-- BEGIN --
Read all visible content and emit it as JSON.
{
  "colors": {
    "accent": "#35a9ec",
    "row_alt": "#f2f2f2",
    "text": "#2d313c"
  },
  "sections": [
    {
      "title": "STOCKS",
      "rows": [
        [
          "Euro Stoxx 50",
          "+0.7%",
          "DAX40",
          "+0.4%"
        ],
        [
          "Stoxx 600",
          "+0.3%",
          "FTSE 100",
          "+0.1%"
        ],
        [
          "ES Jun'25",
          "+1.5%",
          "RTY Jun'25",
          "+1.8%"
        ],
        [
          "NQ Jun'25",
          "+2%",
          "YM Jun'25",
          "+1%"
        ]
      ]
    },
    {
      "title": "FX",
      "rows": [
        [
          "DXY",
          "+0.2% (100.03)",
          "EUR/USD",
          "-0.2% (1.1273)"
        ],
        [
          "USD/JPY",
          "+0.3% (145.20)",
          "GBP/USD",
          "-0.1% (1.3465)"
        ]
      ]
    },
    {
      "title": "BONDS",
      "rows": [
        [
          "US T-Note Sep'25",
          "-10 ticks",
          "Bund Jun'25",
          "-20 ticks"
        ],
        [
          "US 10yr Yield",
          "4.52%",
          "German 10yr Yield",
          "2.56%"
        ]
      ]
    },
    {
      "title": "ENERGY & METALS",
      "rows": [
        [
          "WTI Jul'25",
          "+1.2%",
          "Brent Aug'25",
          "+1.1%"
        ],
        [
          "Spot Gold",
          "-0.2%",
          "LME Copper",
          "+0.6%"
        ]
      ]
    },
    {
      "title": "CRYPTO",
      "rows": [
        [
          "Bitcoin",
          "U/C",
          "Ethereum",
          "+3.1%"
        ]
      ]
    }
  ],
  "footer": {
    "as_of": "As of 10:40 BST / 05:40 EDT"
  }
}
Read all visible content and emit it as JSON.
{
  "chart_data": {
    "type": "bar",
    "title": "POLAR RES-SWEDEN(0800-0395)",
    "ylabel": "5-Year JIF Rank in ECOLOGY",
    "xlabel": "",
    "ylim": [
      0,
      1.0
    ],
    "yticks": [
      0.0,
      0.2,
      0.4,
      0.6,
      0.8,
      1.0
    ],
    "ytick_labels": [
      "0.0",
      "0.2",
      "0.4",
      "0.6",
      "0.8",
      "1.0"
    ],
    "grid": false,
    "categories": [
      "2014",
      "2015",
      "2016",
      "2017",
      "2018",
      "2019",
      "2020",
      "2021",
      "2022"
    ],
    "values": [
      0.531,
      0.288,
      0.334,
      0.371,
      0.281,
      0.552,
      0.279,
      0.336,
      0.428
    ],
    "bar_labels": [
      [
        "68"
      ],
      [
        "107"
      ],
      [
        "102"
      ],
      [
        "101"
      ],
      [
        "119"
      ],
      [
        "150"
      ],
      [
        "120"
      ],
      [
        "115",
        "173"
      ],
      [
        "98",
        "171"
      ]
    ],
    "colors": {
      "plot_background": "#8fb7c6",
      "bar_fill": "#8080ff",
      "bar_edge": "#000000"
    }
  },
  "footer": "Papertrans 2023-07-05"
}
-- END --
» **DESCRIPTION OF THE TASK**
Restate the listing above word for word.

» **TASK OUTPUT**
Read all visible content and emit it as JSON.
{
  "colors": {
    "accent": "#35a9ec",
    "row_alt": "#f2f2f2",
    "text": "#2d313c"
  },
  "sections": [
    {
      "title": "STOCKS",
      "rows": [
        [
          "Euro Stoxx 50",
          "+0.7%",
          "DAX40",
          "+0.4%"
        ],
        [
          "Stoxx 600",
          "+0.3%",
          "FTSE 100",
          "+0.1%"
        ],
        [
          "ES Jun'25",
          "+1.5%",
          "RTY Jun'25",
          "+1.8%"
        ],
        [
          "NQ Jun'25",
          "+2%",
          "YM Jun'25",
          "+1%"
        ]
      ]
    },
    {
      "title": "FX",
      "rows": [
        [
          "DXY",
          "+0.2% (100.03)",
          "EUR/USD",
          "-0.2% (1.1273)"
        ],
        [
          "USD/JPY",
          "+0.3% (145.20)",
          "GBP/USD",
          "-0.1% (1.3465)"
        ]
      ]
    },
    {
      "title": "BONDS",
      "rows": [
        [
          "US T-Note Sep'25",
          "-10 ticks",
          "Bund Jun'25",
          "-20 ticks"
        ],
        [
          "US 10yr Yield",
          "4.52%",
          "German 10yr Yield",
          "2.56%"
        ]
      ]
    },
    {
      "title": "ENERGY & METALS",
      "rows": [
        [
          "WTI Jul'25",
          "+1.2%",
          "Brent Aug'25",
          "+1.1%"
        ],
        [
          "Spot Gold",
          "-0.2%",
          "LME Copper",
          "+0.6%"
        ]
      ]
    },
    {
      "title": "CRYPTO",
      "rows": [
        [
          "Bitcoin",
          "U/C",
          "Ethereum",
          "+3.1%"
        ]
      ]
    }
  ],
  "footer": {
    "as_of": "As of 10:40 BST / 05:40 EDT"
  }
}
Read all visible content and emit it as JSON.
{
  "chart_data": {
    "type": "bar",
    "title": "POLAR RES-SWEDEN(0800-0395)",
    "ylabel": "5-Year JIF Rank in ECOLOGY",
    "xlabel": "",
    "ylim": [
      0,
      1.0
    ],
    "yticks": [
      0.0,
      0.2,
      0.4,
      0.6,
      0.8,
      1.0
    ],
    "ytick_labels": [
      "0.0",
      "0.2",
      "0.4",
      "0.6",
      "0.8",
      "1.0"
    ],
    "grid": false,
    "categories": [
      "2014",
      "2015",
      "2016",
      "2017",
      "2018",
      "2019",
      "2020",
      "2021",
      "2022"
    ],
    "values": [
      0.531,
      0.288,
      0.334,
      0.371,
      0.281,
      0.552,
      0.279,
      0.336,
      0.428
    ],
    "bar_labels": [
      [
        "68"
      ],
      [
        "107"
      ],
      [
        "102"
      ],
      [
        "101"
      ],
      [
        "119"
      ],
      [
        "150"
      ],
      [
        "120"
      ],
      [
        "115",
        "173"
      ],
      [
        "98",
        "171"
      ]
    ],
    "colors": {
      "plot_background": "#8fb7c6",
      "bar_fill": "#8080ff",
      "bar_edge": "#000000"
    }
  },
  "footer": "Papertrans 2023-07-05"
}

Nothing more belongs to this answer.